EXERCISE AIM:
Reproduce verbatim the rows from the line containing "116, 141, 122]" to the line containing "86, 114, 100]", inclusive, and nothing else.

▼

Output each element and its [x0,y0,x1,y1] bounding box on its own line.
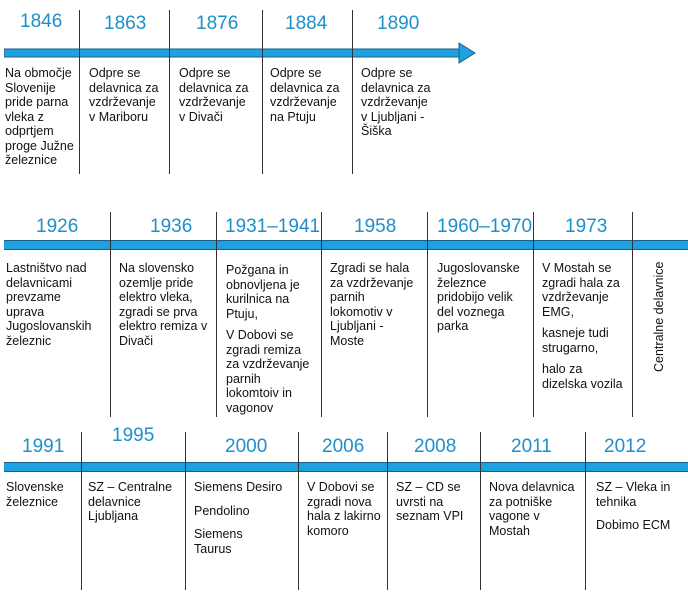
event-year: 2006 [322,436,365,457]
event-description: Odpre se delavnica za vzdrževanje v Mari… [89,66,159,124]
separator [387,432,388,590]
separator [427,212,428,417]
event-year: 1884 [285,13,328,34]
event-year: 1991 [22,436,65,457]
event-description: Slovenske železnice [6,480,64,509]
event-description: Na območje Slovenije pride parna vleka z… [5,66,74,167]
separator [216,212,217,417]
event-description: V Dobovi se zgradi nova hala z lakirno k… [307,480,381,538]
event-year: 1863 [104,13,147,34]
event-year: 1931–1941 [225,216,321,237]
event-year: 1876 [196,13,239,34]
event-year: 2011 [511,436,552,457]
separator [632,212,633,417]
event-year: 1890 [377,13,420,34]
event-year: 1958 [354,216,397,237]
event-description: Odpre se delavnica za vzdrževanje v Diva… [179,66,249,124]
event-year: 1926 [36,216,79,237]
event-year: 1973 [565,216,608,237]
event-description: Lastništvo nad delavnicami prevzame upra… [6,261,92,348]
event-description: Požgana in obnovljena je kurilnica na Pt… [226,263,310,415]
event-year: 1960–1970 [437,216,533,237]
event-description: Zgradi se hala za vzdrževanje parnih lok… [330,261,414,348]
event-description: Odpre se delavnica za vzdrževanje na Ptu… [270,66,340,124]
separator [321,212,322,417]
timeline-arrow [4,42,476,64]
separator [81,432,82,590]
separator [185,432,186,590]
separator [533,212,534,417]
event-year: 2000 [225,436,268,457]
event-description: SZ – CD se uvrsti na seznam VPI [396,480,464,523]
separator [352,10,353,174]
event-year: 1995 [112,425,155,446]
event-description: SZ – Centralne delavnice Ljubljana [88,480,173,523]
event-description: Jugoslovanske železnce pridobijo velik d… [437,261,520,333]
event-year: 2012 [604,436,647,457]
event-description: Nova delavnica za potniške vagone v Most… [489,480,575,538]
event-description: Siemens Desiro Pendolino Siemens Taurus [194,480,283,556]
event-description: V Mostah se zgradi hala za vzdrževanje E… [542,261,623,391]
separator [169,10,170,174]
event-description: Odpre se delavnica za vzdrževanje v Ljub… [361,66,431,138]
event-year: 2008 [414,436,457,457]
event-description: Na slovensko ozemlje pride elektro vleka… [119,261,208,348]
timeline-band [4,462,688,472]
event-year: 1846 [20,11,63,32]
separator [585,432,586,590]
timeline-band [4,240,688,250]
event-year: 1936 [150,216,193,237]
vertical-label: Centralne delavnice [652,261,666,373]
event-description: SZ – Vleka in tehnika Dobimo ECM [596,480,671,532]
separator [298,432,299,590]
separator [262,10,263,174]
separator [480,432,481,590]
separator [79,10,80,174]
separator [110,212,111,417]
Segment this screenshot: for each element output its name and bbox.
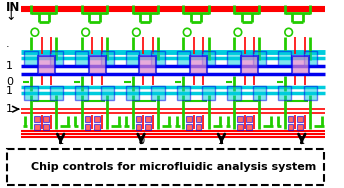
Bar	[136, 116, 141, 122]
Bar	[186, 124, 192, 130]
Bar	[145, 116, 151, 122]
Text: 1: 1	[299, 136, 305, 146]
Text: 1: 1	[6, 61, 13, 71]
Bar	[75, 51, 88, 65]
Bar	[139, 56, 156, 74]
Bar	[288, 124, 293, 130]
Bar	[202, 51, 215, 65]
Bar	[292, 56, 309, 74]
Text: 0: 0	[138, 136, 144, 146]
Bar	[151, 51, 164, 65]
Text: 1: 1	[6, 104, 13, 114]
Text: ↓: ↓	[6, 10, 16, 23]
Bar	[190, 56, 207, 74]
Bar	[126, 51, 139, 65]
Bar	[75, 86, 88, 100]
Bar	[100, 51, 114, 65]
Bar	[297, 124, 303, 130]
Bar	[253, 51, 266, 65]
Bar	[100, 86, 114, 100]
Bar	[177, 51, 190, 65]
Bar	[241, 56, 258, 74]
Bar	[278, 86, 291, 100]
Bar	[304, 86, 317, 100]
Bar	[304, 51, 317, 65]
Bar	[288, 116, 293, 122]
Bar	[34, 116, 40, 122]
Bar	[85, 124, 90, 130]
Text: Chip controls for microfluidic analysis system: Chip controls for microfluidic analysis …	[31, 162, 316, 172]
Bar	[24, 86, 38, 100]
Bar	[227, 51, 241, 65]
Bar	[253, 86, 266, 100]
Bar	[94, 116, 100, 122]
Bar	[237, 116, 243, 122]
Bar	[43, 124, 49, 130]
Bar	[297, 116, 303, 122]
Bar	[202, 86, 215, 100]
Bar	[151, 86, 164, 100]
Bar	[88, 56, 106, 74]
Bar	[24, 51, 38, 65]
Bar	[247, 116, 252, 122]
Bar	[38, 56, 55, 74]
Bar	[196, 124, 201, 130]
Bar	[34, 124, 40, 130]
Bar	[7, 149, 324, 185]
Bar	[50, 86, 63, 100]
Text: 1: 1	[57, 136, 64, 146]
Bar	[196, 116, 201, 122]
Text: 1: 1	[218, 136, 225, 146]
Text: IN: IN	[6, 1, 20, 14]
Bar	[94, 124, 100, 130]
Bar	[237, 124, 243, 130]
Text: ·: ·	[6, 42, 9, 52]
Bar	[43, 116, 49, 122]
Bar	[145, 124, 151, 130]
Bar	[50, 51, 63, 65]
Bar	[278, 51, 291, 65]
Bar	[247, 124, 252, 130]
Bar	[227, 86, 241, 100]
Bar	[186, 116, 192, 122]
Bar	[136, 124, 141, 130]
Text: 1: 1	[6, 86, 13, 96]
Bar	[177, 86, 190, 100]
Bar	[126, 86, 139, 100]
Text: 0: 0	[6, 77, 13, 86]
Bar	[85, 116, 90, 122]
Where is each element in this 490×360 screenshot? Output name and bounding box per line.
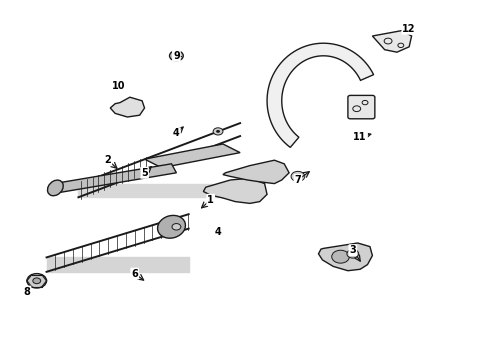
- Text: 8: 8: [24, 287, 30, 297]
- Text: 2: 2: [104, 155, 111, 165]
- Ellipse shape: [158, 215, 185, 238]
- Circle shape: [173, 54, 179, 58]
- Circle shape: [295, 174, 301, 179]
- Text: 5: 5: [141, 168, 148, 178]
- Text: 12: 12: [402, 24, 416, 34]
- Circle shape: [216, 130, 220, 133]
- Text: 4: 4: [173, 128, 180, 138]
- Circle shape: [172, 224, 181, 230]
- Polygon shape: [203, 178, 267, 203]
- Circle shape: [33, 278, 41, 284]
- Ellipse shape: [48, 180, 63, 196]
- Circle shape: [170, 51, 183, 61]
- Circle shape: [332, 250, 349, 263]
- Text: 1: 1: [207, 195, 214, 205]
- Circle shape: [347, 249, 359, 258]
- Polygon shape: [372, 31, 412, 52]
- Circle shape: [213, 128, 223, 135]
- Circle shape: [27, 274, 47, 288]
- Polygon shape: [54, 164, 176, 193]
- Polygon shape: [267, 43, 373, 147]
- Polygon shape: [145, 144, 240, 168]
- Polygon shape: [110, 97, 145, 117]
- Text: 3: 3: [349, 245, 356, 255]
- Polygon shape: [318, 243, 372, 271]
- Text: 11: 11: [353, 132, 367, 142]
- FancyBboxPatch shape: [348, 95, 375, 119]
- Text: 10: 10: [112, 81, 125, 91]
- Circle shape: [291, 171, 305, 181]
- Text: 4: 4: [215, 227, 221, 237]
- Text: 7: 7: [294, 175, 301, 185]
- Text: 9: 9: [173, 51, 180, 61]
- Text: 6: 6: [131, 269, 138, 279]
- Polygon shape: [223, 160, 289, 184]
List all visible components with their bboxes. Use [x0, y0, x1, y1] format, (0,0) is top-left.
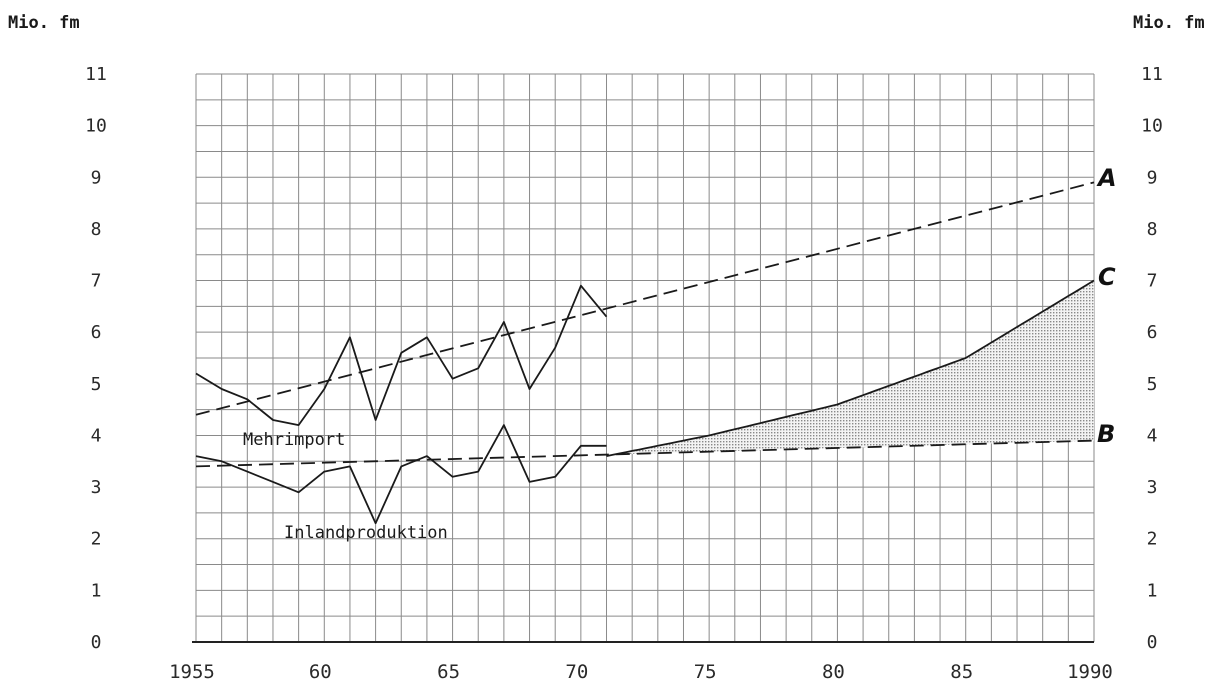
y-tick-left-10: 10	[85, 116, 107, 137]
shaded-area	[606, 280, 1094, 457]
y-tick-right-3: 3	[1147, 477, 1158, 498]
y-tick-left-4: 4	[91, 425, 102, 446]
series-lines	[195, 181, 1095, 525]
x-tick-1985: 85	[950, 661, 973, 683]
y-tick-right-9: 9	[1147, 167, 1158, 188]
shade-c-b	[606, 280, 1094, 457]
y-tick-right-11: 11	[1141, 64, 1163, 85]
grid	[195, 73, 1095, 643]
y-tick-right-1: 1	[1147, 580, 1158, 601]
x-tick-1965: 65	[437, 661, 460, 683]
y-ticks-left: 0 1 2 3 4 5 6 7 8 9 10 11	[85, 64, 107, 653]
x-tick-1975: 75	[694, 661, 717, 683]
y-tick-left-7: 7	[91, 271, 102, 292]
x-tick-1955: 1955	[169, 661, 215, 683]
y-tick-right-10: 10	[1141, 116, 1163, 137]
y-tick-left-5: 5	[91, 374, 102, 395]
x-tick-1990: 1990	[1067, 661, 1113, 683]
series-line-a	[195, 181, 1095, 416]
y-tick-left-2: 2	[91, 529, 102, 550]
x-ticks: 1955 60 65 70 75 80 85 1990	[169, 661, 1113, 683]
y-tick-left-0: 0	[91, 632, 102, 653]
y-tick-right-6: 6	[1147, 322, 1158, 343]
series-line-c	[606, 279, 1095, 457]
unit-label-right: Mio. fm	[1133, 13, 1205, 33]
label-curve-a: A	[1096, 164, 1117, 192]
label-curve-b: B	[1097, 420, 1115, 448]
y-tick-left-3: 3	[91, 477, 102, 498]
x-tick-1970: 70	[565, 661, 588, 683]
y-ticks-right: 0 1 2 3 4 5 6 7 8 9 10 11	[1141, 64, 1163, 653]
y-tick-right-8: 8	[1147, 219, 1158, 240]
y-tick-right-0: 0	[1147, 632, 1158, 653]
y-tick-right-4: 4	[1147, 425, 1158, 446]
y-tick-left-11: 11	[85, 64, 107, 85]
x-tick-1980: 80	[822, 661, 845, 683]
y-tick-left-9: 9	[91, 167, 102, 188]
y-tick-left-1: 1	[91, 580, 102, 601]
series-line-mehrimport	[195, 284, 608, 427]
y-tick-right-7: 7	[1147, 271, 1158, 292]
series-line-b	[195, 439, 1095, 468]
y-tick-left-6: 6	[91, 322, 102, 343]
series-line-inlandproduktion	[195, 424, 607, 525]
label-curve-c: C	[1098, 263, 1116, 291]
label-inlandproduktion: Inlandproduktion	[284, 523, 448, 543]
label-mehrimport: Mehrimport	[243, 430, 345, 450]
y-tick-left-8: 8	[91, 219, 102, 240]
x-tick-1960: 60	[309, 661, 332, 683]
y-tick-right-2: 2	[1147, 529, 1158, 550]
unit-label-left: Mio. fm	[8, 13, 80, 33]
y-tick-right-5: 5	[1147, 374, 1158, 395]
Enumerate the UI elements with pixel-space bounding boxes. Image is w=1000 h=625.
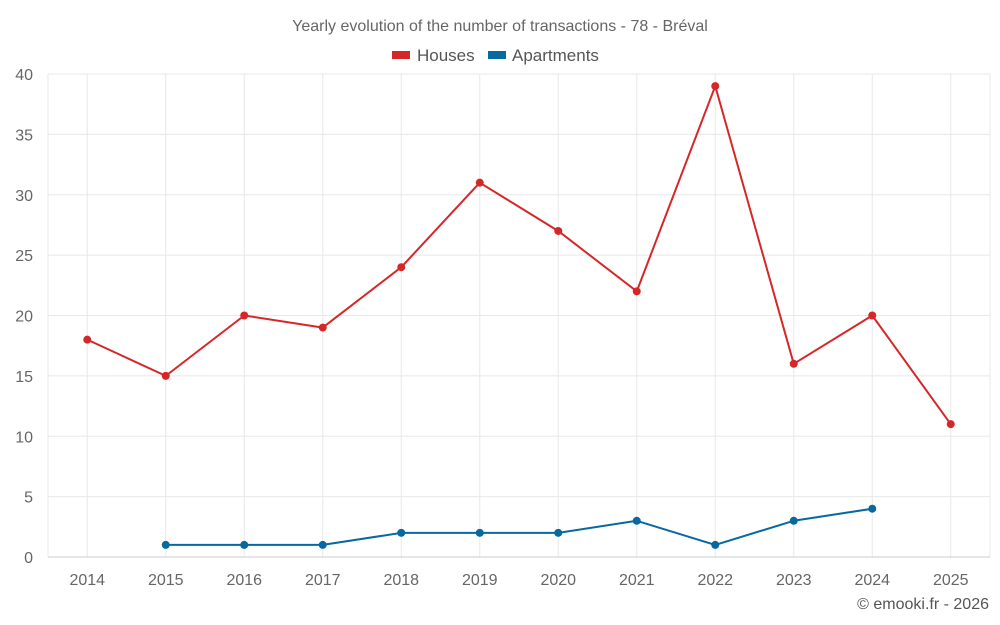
data-point[interactable]: [475, 178, 484, 187]
y-tick-label: 35: [15, 127, 33, 144]
data-point[interactable]: [397, 528, 406, 537]
series-line: [86, 85, 952, 425]
data-point[interactable]: [83, 335, 92, 344]
y-tick-label: 5: [24, 490, 33, 507]
data-point[interactable]: [554, 226, 563, 235]
data-point[interactable]: [632, 516, 641, 525]
data-point[interactable]: [946, 420, 955, 429]
y-tick-label: 30: [15, 188, 33, 205]
y-tick-label: 20: [15, 309, 33, 326]
data-point[interactable]: [554, 528, 563, 537]
data-point[interactable]: [475, 528, 484, 537]
data-point[interactable]: [632, 287, 641, 296]
x-tick-label: 2021: [619, 572, 655, 589]
data-point[interactable]: [240, 311, 249, 320]
data-point[interactable]: [318, 323, 327, 332]
x-tick-label: 2017: [305, 572, 341, 589]
credit-text: © emooki.fr - 2026: [857, 596, 989, 613]
series-apartments: [161, 504, 877, 549]
data-point[interactable]: [789, 516, 798, 525]
x-tick-label: 2024: [854, 572, 890, 589]
y-tick-label: 10: [15, 429, 33, 446]
series-group: [83, 82, 955, 549]
legend-item-houses[interactable]: Houses: [392, 46, 475, 65]
y-tick-label: 15: [15, 369, 33, 386]
data-point[interactable]: [868, 504, 877, 513]
y-tick-label: 0: [24, 550, 33, 567]
series-line: [165, 507, 873, 546]
series-houses: [83, 82, 955, 429]
x-tick-label: 2015: [148, 572, 184, 589]
y-tick-label: 40: [15, 67, 33, 84]
x-tick-label: 2022: [697, 572, 733, 589]
data-point[interactable]: [711, 82, 720, 91]
x-tick-label: 2020: [540, 572, 576, 589]
legend-label: Houses: [417, 46, 475, 65]
data-point[interactable]: [161, 540, 170, 549]
chart-title: Yearly evolution of the number of transa…: [292, 18, 708, 35]
x-tick-label: 2016: [226, 572, 262, 589]
legend-label: Apartments: [512, 46, 599, 65]
legend-item-apartments[interactable]: Apartments: [488, 46, 599, 65]
legend-swatch: [392, 51, 410, 59]
x-tick-label: 2018: [383, 572, 419, 589]
data-point[interactable]: [161, 371, 170, 380]
gridlines: [47, 73, 991, 558]
data-point[interactable]: [711, 540, 720, 549]
x-tick-label: 2014: [69, 572, 105, 589]
data-point[interactable]: [868, 311, 877, 320]
legend: Houses Apartments: [392, 46, 599, 65]
x-tick-label: 2025: [933, 572, 969, 589]
data-point[interactable]: [240, 540, 249, 549]
data-point[interactable]: [318, 540, 327, 549]
data-point[interactable]: [789, 359, 798, 368]
x-axis: 2014 2015 2016 2017 2018 2019 2020 2021 2022 2023…: [69, 572, 968, 589]
data-point[interactable]: [397, 263, 406, 272]
y-tick-label: 25: [15, 248, 33, 265]
y-axis: 0 5 10 15 20 25 30 35 40: [15, 67, 33, 567]
x-tick-label: 2023: [776, 572, 812, 589]
legend-swatch: [488, 51, 506, 59]
x-tick-label: 2019: [462, 572, 498, 589]
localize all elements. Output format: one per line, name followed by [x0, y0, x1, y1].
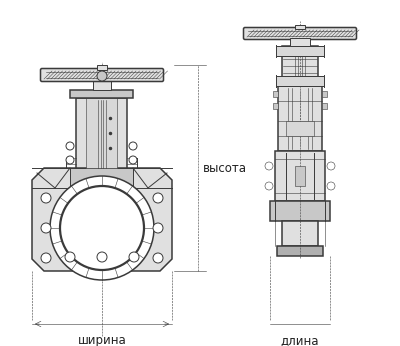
Circle shape [65, 252, 75, 262]
Circle shape [129, 156, 137, 164]
FancyBboxPatch shape [244, 27, 356, 39]
Circle shape [66, 142, 74, 150]
Circle shape [60, 186, 144, 270]
Text: длина: длина [281, 334, 319, 346]
FancyBboxPatch shape [40, 69, 164, 82]
Bar [290, 38, 310, 46]
Bar [322, 103, 327, 109]
Text: высота: высота [203, 162, 247, 174]
Bar [277, 246, 323, 256]
Bar [276, 46, 324, 56]
Bar [286, 121, 314, 136]
Circle shape [50, 176, 154, 280]
Bar [295, 25, 305, 29]
Circle shape [66, 156, 74, 164]
Bar [76, 98, 127, 168]
Bar [282, 46, 318, 86]
Bar [276, 76, 324, 86]
Bar [86, 98, 117, 168]
Circle shape [153, 223, 163, 233]
Polygon shape [32, 168, 172, 271]
Bar [270, 201, 330, 221]
Circle shape [129, 142, 137, 150]
Circle shape [129, 252, 139, 262]
Circle shape [153, 253, 163, 263]
Circle shape [327, 182, 335, 190]
Bar [273, 103, 278, 109]
Bar [70, 90, 133, 98]
Bar [295, 166, 305, 186]
Bar [70, 168, 133, 188]
Circle shape [97, 71, 107, 81]
Bar [93, 80, 111, 90]
Circle shape [327, 162, 335, 170]
Text: ширина: ширина [78, 334, 126, 346]
Circle shape [41, 223, 51, 233]
Circle shape [265, 182, 273, 190]
Bar [273, 91, 278, 97]
Bar [322, 91, 327, 97]
Circle shape [265, 162, 273, 170]
Bar [282, 221, 318, 246]
Circle shape [41, 253, 51, 263]
Circle shape [97, 252, 107, 262]
Bar [278, 86, 322, 151]
Bar [275, 151, 325, 201]
Circle shape [153, 193, 163, 203]
Bar [97, 65, 107, 70]
Circle shape [41, 193, 51, 203]
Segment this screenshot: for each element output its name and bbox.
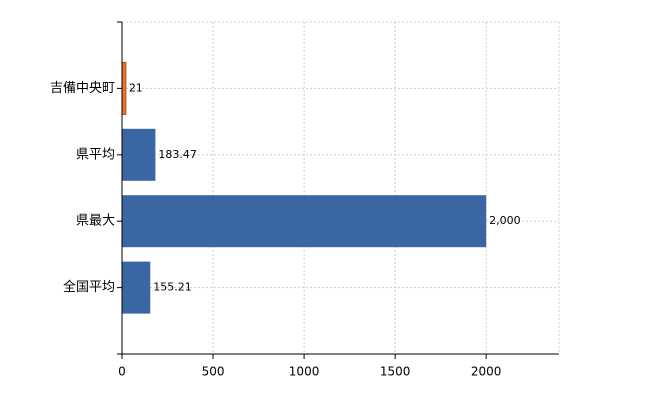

▲

EXERCISE OUTPUT:
Bar	[136, 116, 141, 122]
Bar	[186, 124, 192, 130]
Bar	[145, 116, 151, 122]
Text: 1: 1	[299, 136, 305, 146]
Text: 1: 1	[6, 61, 13, 71]
Bar	[75, 51, 88, 65]
Bar	[139, 56, 156, 74]
Bar	[288, 124, 293, 130]
Bar	[202, 51, 215, 65]
Bar	[292, 56, 309, 74]
Text: 0: 0	[138, 136, 144, 146]
Bar	[151, 51, 164, 65]
Text: 1: 1	[6, 104, 13, 114]
Text: ↓: ↓	[6, 10, 16, 23]
Bar	[190, 56, 207, 74]
Bar	[126, 51, 139, 65]
Bar	[75, 86, 88, 100]
Bar	[100, 51, 114, 65]
Bar	[297, 124, 303, 130]
Bar	[253, 51, 266, 65]
Bar	[100, 86, 114, 100]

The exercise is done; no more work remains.